» **TASK DETAILS**
Single out the lines of the material that contain "this" and copy them.

# START OF LISTED RECORDS

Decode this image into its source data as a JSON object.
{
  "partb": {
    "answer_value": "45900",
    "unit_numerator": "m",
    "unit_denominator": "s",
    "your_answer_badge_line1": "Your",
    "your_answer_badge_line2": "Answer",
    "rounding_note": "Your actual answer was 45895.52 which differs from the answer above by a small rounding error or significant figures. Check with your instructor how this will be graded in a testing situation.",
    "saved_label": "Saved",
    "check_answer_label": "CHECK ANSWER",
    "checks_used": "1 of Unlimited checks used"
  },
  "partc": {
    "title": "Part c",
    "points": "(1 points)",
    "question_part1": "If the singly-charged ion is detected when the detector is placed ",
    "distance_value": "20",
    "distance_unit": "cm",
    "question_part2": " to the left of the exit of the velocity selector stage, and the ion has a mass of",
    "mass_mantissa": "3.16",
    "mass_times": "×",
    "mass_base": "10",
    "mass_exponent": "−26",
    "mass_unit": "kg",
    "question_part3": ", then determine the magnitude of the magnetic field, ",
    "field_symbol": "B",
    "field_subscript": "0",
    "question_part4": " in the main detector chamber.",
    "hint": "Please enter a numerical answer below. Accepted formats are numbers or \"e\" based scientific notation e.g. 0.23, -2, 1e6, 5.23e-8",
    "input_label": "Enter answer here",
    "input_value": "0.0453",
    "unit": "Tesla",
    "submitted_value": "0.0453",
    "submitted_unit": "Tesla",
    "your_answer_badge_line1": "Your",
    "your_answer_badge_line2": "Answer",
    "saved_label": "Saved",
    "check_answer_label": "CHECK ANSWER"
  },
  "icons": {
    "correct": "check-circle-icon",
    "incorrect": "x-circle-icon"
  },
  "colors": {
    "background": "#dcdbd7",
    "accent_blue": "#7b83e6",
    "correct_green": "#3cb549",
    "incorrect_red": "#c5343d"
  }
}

# END OF LISTED RECORDS

» **EXPECTED ANSWER**
Decode this image into its source data as a JSON object.
    "rounding_note": "Your actual answer was 45895.52 which differs from the answer above by a small rounding error or significant figures. Check with your instructor how this will be graded in a testing situation.",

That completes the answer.